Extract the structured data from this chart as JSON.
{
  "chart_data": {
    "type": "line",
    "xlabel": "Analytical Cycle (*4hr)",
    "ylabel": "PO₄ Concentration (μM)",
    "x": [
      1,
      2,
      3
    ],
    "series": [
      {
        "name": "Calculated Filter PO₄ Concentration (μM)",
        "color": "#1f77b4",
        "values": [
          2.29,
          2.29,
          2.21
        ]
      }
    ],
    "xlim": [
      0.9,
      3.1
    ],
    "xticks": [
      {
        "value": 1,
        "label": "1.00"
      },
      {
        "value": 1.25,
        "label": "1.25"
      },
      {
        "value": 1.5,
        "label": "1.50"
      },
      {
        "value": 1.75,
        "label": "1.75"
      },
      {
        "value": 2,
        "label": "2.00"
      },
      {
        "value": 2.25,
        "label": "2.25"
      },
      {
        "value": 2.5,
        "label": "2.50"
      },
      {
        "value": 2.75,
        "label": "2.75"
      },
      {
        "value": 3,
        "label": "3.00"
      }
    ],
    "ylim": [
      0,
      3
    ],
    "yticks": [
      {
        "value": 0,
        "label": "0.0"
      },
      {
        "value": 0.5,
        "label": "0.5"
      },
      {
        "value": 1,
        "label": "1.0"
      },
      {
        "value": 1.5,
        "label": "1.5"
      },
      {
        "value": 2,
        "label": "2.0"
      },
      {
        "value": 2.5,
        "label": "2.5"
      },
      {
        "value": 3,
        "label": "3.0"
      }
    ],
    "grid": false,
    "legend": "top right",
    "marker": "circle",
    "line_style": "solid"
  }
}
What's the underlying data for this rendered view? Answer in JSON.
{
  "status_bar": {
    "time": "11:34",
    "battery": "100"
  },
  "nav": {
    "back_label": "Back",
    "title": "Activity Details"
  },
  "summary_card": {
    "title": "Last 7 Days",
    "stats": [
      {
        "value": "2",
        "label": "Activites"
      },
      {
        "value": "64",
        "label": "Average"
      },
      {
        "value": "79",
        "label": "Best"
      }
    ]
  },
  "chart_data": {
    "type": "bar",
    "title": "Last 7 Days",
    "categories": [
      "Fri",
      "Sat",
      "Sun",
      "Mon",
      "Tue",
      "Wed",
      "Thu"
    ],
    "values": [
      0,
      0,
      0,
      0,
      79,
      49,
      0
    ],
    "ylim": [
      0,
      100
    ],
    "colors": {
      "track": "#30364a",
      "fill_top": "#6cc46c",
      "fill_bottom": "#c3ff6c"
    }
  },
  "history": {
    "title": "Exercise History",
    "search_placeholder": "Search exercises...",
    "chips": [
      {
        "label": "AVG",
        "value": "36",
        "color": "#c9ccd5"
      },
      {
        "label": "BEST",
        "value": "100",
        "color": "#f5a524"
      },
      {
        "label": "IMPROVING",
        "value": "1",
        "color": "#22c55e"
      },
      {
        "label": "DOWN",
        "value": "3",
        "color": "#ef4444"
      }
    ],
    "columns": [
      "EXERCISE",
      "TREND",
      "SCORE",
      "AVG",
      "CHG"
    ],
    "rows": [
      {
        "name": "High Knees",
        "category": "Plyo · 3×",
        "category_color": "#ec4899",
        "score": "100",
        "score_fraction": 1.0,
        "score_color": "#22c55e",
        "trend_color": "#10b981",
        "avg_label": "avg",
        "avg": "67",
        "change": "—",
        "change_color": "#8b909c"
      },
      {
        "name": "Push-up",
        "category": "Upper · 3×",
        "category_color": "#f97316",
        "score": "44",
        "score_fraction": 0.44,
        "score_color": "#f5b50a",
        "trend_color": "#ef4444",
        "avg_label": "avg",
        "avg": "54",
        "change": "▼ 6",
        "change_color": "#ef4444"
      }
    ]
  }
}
········
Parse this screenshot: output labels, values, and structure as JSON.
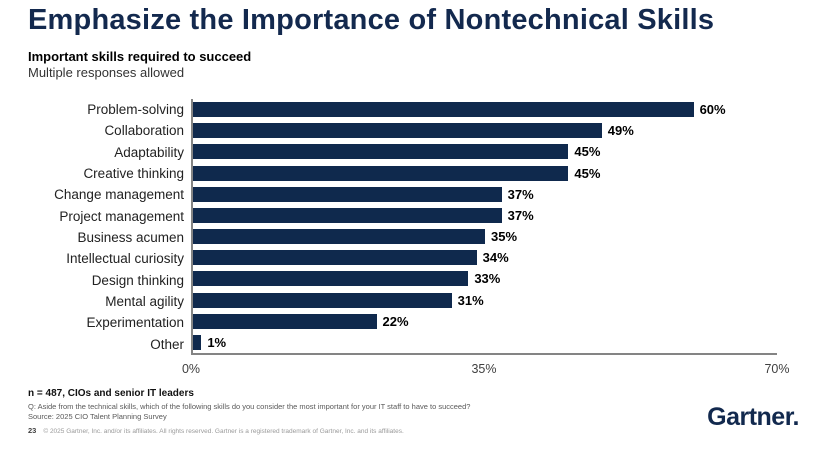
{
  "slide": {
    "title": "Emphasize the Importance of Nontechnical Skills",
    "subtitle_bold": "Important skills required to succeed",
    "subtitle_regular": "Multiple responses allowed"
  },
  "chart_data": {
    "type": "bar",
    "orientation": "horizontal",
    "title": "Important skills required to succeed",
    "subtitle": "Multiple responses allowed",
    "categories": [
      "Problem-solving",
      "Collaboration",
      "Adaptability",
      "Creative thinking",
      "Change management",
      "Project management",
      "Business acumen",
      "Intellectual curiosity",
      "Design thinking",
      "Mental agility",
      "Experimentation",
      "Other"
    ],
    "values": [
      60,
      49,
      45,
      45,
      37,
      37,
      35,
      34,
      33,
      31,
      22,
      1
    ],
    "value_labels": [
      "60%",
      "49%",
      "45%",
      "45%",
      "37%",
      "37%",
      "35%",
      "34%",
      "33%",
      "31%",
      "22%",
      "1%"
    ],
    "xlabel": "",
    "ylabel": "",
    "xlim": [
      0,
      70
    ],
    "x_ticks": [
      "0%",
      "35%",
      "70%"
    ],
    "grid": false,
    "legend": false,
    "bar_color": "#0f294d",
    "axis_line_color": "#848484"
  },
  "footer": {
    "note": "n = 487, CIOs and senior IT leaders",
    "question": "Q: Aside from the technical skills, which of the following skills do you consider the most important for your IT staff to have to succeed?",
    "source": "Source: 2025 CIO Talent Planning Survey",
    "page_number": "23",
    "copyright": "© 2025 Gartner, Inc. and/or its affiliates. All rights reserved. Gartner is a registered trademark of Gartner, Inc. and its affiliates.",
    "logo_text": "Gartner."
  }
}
········
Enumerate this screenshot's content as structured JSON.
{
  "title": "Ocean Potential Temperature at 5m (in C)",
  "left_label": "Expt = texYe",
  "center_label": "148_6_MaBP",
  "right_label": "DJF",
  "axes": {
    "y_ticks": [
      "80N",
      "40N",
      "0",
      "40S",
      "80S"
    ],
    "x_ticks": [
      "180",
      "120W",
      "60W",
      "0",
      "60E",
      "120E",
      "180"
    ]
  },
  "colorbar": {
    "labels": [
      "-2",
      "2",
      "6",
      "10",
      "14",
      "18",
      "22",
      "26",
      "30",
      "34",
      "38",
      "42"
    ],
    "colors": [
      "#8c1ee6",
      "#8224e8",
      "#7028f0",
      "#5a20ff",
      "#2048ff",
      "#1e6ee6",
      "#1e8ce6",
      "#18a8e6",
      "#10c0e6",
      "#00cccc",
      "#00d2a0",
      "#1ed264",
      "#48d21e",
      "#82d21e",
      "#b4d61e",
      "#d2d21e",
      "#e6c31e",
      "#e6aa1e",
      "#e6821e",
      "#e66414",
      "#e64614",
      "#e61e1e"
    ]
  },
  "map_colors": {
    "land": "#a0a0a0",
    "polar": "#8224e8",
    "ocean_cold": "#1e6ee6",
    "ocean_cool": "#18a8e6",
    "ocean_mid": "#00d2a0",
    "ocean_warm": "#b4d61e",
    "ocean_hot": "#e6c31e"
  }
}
········
Of the lines in the data, how many hold the string "xlabel"? State the number, nothing else.

- Full solution -
2